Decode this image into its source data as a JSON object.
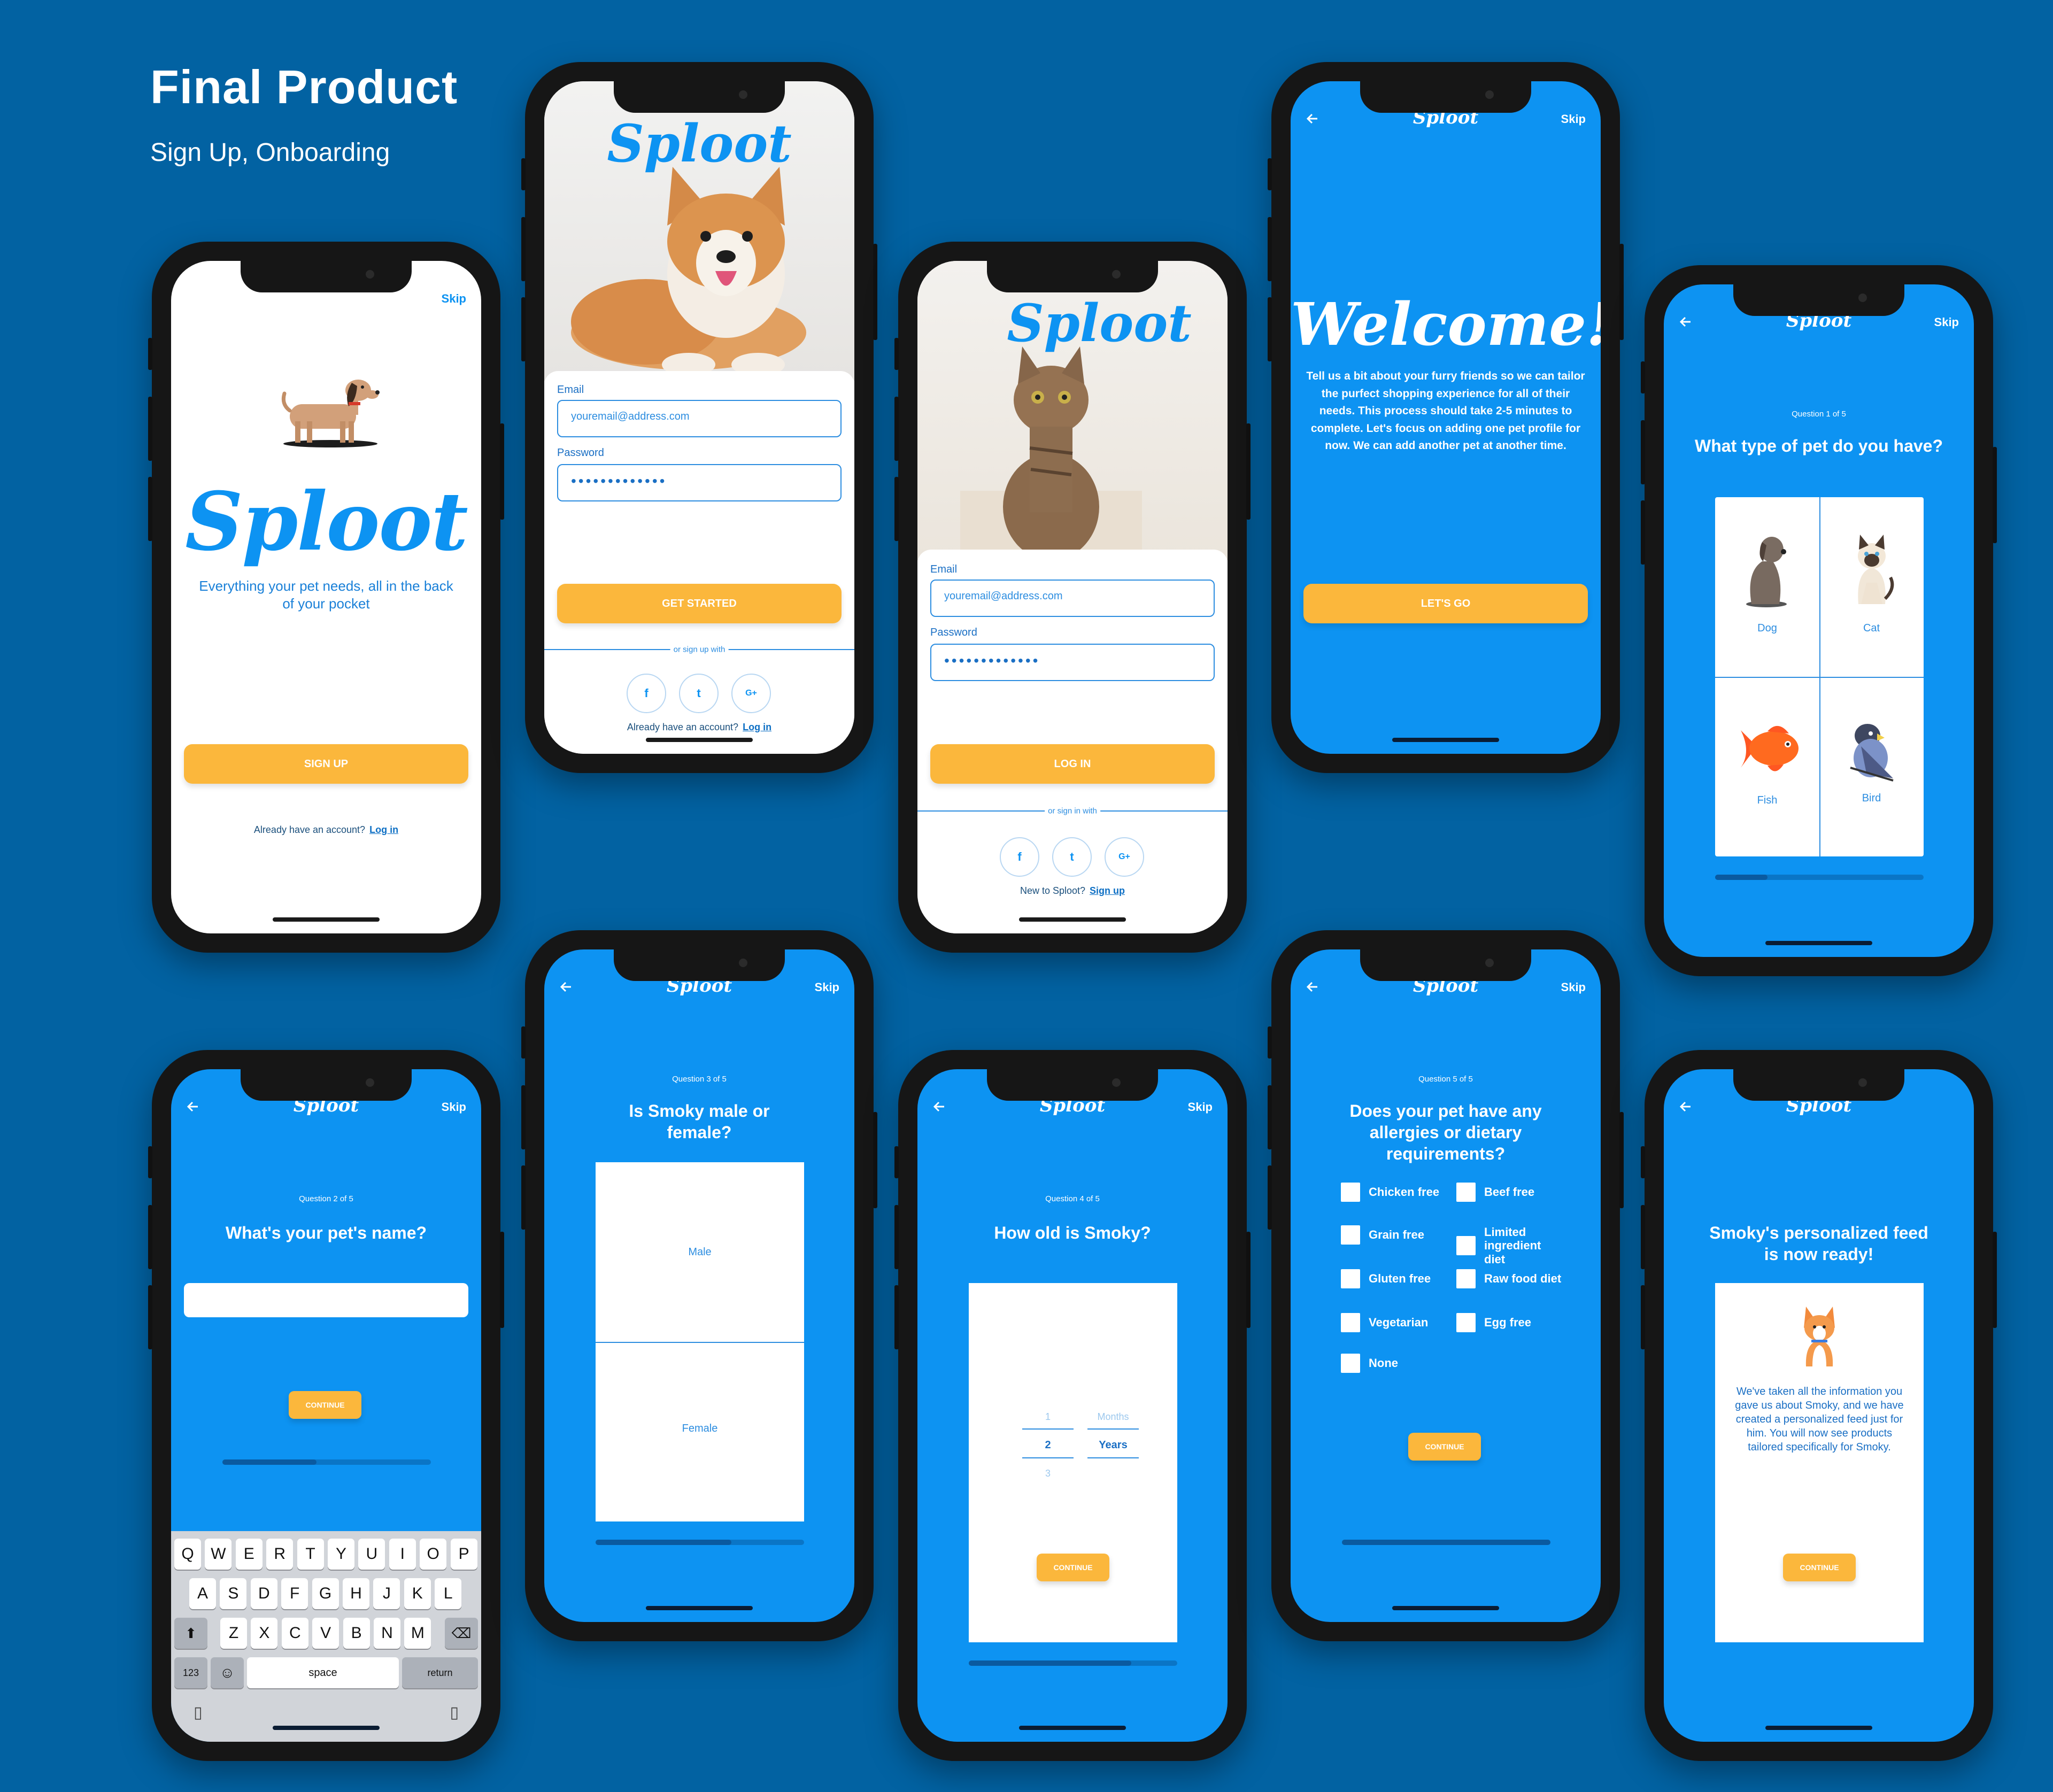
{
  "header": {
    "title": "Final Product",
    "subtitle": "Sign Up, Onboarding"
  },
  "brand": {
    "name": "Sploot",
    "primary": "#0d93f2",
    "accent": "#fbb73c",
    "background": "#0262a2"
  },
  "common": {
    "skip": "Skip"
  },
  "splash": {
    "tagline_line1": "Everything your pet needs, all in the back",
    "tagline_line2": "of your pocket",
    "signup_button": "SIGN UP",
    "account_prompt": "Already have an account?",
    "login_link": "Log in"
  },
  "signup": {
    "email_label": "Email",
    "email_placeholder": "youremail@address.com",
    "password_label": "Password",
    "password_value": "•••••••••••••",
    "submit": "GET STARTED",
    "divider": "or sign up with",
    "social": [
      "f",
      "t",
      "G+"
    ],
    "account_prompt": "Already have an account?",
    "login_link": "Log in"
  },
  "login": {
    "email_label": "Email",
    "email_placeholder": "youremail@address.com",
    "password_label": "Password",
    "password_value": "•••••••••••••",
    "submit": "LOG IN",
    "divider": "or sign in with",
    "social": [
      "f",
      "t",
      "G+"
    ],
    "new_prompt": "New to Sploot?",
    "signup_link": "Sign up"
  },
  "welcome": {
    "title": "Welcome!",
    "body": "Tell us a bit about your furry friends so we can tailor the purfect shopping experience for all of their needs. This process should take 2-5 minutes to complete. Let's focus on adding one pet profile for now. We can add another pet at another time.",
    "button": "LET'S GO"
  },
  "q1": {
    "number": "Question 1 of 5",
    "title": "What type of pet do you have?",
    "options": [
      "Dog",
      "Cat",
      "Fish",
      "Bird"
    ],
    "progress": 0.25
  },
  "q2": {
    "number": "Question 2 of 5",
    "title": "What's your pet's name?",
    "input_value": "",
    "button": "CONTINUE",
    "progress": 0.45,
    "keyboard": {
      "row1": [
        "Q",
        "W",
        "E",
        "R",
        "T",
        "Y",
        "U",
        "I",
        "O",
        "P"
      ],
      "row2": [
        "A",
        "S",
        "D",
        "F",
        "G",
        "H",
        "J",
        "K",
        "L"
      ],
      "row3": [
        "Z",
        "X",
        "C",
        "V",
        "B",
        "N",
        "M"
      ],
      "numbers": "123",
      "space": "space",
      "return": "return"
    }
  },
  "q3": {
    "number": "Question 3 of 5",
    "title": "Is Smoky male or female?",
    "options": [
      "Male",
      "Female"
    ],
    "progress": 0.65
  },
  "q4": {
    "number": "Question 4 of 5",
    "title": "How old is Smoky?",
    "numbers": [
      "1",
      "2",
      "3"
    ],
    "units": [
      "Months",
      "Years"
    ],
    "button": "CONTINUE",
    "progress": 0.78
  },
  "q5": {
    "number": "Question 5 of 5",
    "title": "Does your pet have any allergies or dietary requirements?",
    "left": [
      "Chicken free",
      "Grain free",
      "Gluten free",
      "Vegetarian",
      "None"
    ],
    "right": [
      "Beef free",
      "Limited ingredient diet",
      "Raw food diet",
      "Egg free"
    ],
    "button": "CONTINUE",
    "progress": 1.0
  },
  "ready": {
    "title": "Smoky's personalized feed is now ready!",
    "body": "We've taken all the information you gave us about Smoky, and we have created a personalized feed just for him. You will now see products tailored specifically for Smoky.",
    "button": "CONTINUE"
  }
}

□ □ □ □ □ □ □

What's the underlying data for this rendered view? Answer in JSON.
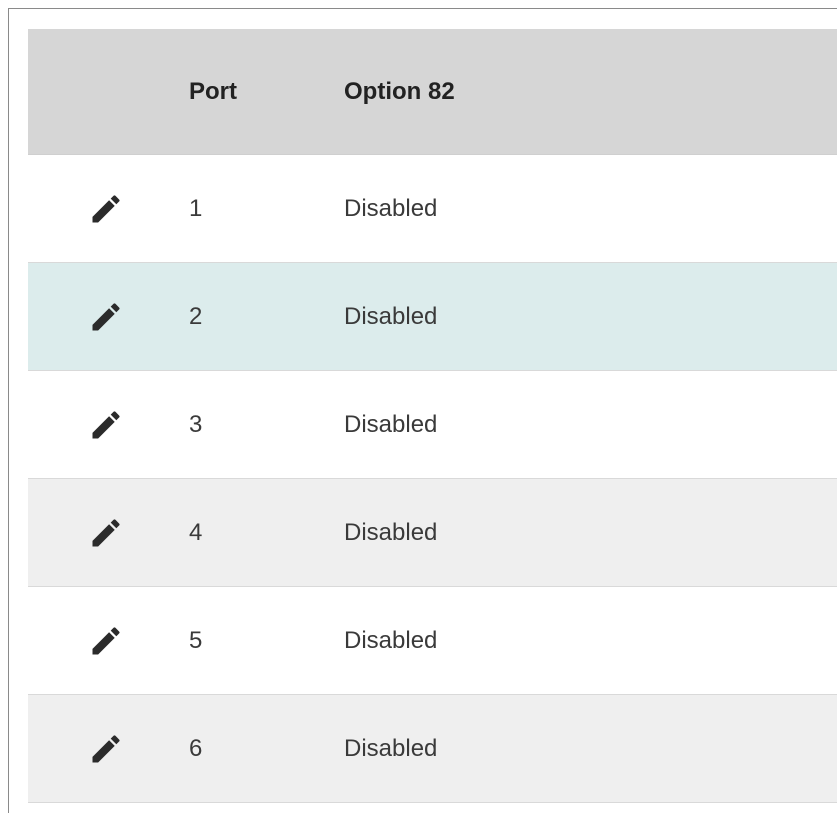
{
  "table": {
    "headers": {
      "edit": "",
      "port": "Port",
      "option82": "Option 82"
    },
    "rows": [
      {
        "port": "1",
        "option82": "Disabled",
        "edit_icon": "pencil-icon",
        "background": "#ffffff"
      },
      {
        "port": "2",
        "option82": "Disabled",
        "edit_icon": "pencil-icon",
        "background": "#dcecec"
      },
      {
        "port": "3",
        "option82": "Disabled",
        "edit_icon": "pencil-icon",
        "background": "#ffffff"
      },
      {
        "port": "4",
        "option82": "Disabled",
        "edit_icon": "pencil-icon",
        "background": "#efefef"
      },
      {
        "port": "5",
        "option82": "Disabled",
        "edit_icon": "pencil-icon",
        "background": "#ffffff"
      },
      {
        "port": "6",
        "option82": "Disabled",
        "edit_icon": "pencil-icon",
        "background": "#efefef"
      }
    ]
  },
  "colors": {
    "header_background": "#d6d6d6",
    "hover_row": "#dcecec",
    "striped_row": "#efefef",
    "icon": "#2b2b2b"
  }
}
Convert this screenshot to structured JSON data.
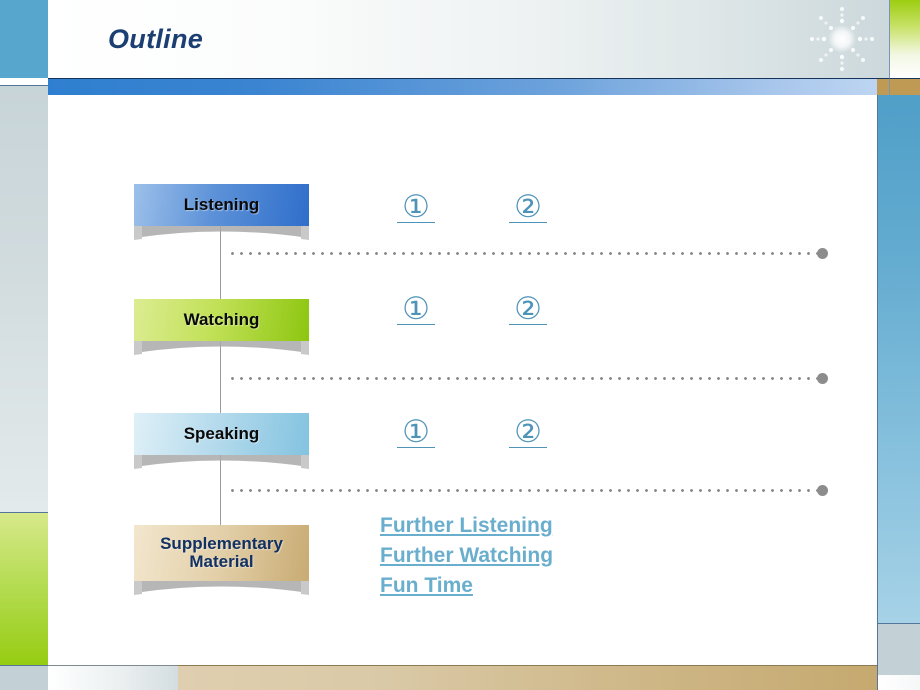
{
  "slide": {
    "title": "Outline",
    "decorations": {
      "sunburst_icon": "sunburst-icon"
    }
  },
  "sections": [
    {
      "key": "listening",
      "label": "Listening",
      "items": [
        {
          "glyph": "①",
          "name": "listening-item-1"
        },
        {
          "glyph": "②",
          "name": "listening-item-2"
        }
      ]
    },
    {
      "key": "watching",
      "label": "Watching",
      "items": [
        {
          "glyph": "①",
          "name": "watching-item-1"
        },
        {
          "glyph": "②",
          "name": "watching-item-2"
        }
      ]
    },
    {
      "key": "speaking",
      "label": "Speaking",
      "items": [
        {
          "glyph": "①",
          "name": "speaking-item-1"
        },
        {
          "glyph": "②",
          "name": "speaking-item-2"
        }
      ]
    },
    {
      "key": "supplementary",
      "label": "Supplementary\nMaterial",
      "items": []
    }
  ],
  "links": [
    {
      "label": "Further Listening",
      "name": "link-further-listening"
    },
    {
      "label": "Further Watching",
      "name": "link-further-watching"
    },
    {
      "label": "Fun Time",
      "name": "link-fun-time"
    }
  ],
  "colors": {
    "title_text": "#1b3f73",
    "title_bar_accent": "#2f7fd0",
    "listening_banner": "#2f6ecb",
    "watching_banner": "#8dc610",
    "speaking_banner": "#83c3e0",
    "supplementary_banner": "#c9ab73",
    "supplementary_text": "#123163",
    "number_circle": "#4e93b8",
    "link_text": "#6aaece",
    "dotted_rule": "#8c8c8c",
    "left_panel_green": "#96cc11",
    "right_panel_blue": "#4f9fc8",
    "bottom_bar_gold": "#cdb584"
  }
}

□ □ □ □ □ □ □

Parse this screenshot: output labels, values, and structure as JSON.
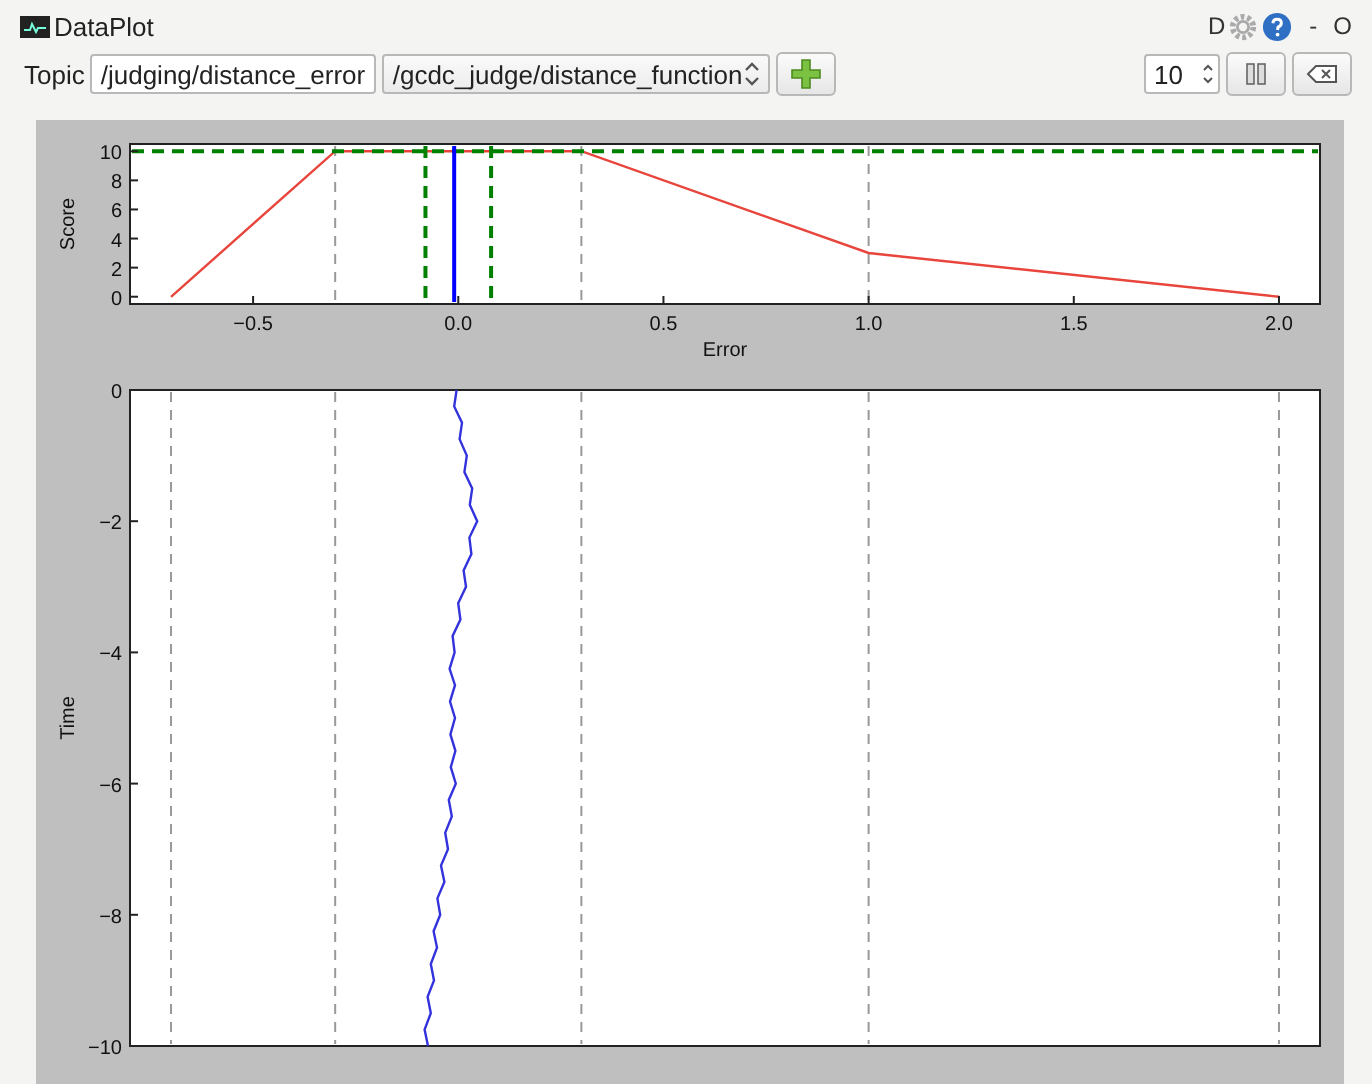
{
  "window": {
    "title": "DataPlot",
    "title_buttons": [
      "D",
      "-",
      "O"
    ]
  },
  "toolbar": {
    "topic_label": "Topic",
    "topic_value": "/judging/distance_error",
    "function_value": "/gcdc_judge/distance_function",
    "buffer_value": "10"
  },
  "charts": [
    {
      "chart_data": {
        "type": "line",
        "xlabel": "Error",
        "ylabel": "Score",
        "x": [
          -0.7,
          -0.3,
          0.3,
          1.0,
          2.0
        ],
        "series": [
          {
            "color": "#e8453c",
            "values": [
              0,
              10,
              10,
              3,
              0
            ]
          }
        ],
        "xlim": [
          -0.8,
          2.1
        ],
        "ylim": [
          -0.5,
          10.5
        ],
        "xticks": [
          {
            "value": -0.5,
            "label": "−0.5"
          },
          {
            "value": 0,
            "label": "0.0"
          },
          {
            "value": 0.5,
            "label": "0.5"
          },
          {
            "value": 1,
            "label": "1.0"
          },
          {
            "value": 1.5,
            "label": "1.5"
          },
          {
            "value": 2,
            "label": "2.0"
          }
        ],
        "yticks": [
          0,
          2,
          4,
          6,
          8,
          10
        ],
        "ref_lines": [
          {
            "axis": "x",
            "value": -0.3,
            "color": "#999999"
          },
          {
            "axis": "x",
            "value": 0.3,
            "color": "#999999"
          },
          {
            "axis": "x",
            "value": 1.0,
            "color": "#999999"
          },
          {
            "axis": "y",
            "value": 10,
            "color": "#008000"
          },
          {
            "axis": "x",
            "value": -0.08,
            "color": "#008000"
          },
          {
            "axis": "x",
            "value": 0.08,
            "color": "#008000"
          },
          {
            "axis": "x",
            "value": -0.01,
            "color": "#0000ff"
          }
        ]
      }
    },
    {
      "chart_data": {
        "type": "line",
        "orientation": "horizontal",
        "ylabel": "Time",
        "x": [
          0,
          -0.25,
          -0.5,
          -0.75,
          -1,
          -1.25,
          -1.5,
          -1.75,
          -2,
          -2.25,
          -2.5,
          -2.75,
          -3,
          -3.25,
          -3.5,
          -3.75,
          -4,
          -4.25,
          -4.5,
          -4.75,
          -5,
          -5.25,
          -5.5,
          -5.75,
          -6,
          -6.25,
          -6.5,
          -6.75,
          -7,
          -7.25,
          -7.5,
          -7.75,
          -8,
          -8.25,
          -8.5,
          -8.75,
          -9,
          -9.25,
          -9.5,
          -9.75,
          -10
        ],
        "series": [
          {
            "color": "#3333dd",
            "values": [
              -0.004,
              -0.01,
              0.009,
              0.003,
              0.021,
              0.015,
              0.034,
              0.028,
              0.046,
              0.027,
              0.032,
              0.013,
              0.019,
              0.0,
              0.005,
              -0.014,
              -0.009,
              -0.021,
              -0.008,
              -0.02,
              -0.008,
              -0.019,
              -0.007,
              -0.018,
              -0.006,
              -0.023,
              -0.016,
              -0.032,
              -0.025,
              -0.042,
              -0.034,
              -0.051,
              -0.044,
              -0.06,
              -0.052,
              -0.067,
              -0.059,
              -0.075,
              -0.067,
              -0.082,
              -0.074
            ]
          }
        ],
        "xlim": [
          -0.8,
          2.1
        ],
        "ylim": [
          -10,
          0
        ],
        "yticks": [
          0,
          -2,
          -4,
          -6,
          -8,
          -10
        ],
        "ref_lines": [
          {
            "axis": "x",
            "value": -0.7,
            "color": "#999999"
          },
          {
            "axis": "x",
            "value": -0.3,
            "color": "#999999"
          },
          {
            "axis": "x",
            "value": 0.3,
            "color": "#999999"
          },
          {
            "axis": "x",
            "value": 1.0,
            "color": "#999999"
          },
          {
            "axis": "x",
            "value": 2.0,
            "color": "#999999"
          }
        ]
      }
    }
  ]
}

□ □ □ □ □ □ □

§ What the exercise asks:
Check every line of the data, and copy the ones that contain "have".

§ Worked solution:
    "account_prompt": "Already have an account?",
    "account_prompt": "Already have an account?",
    "title": "What type of pet do you have?",
    "title": "Does your pet have any allergies or dietary requirements?",
    "body": "We've taken all the information you gave us about Smoky, and we have created a personalized feed just for him. You will now see products tailored specifically for Smoky.",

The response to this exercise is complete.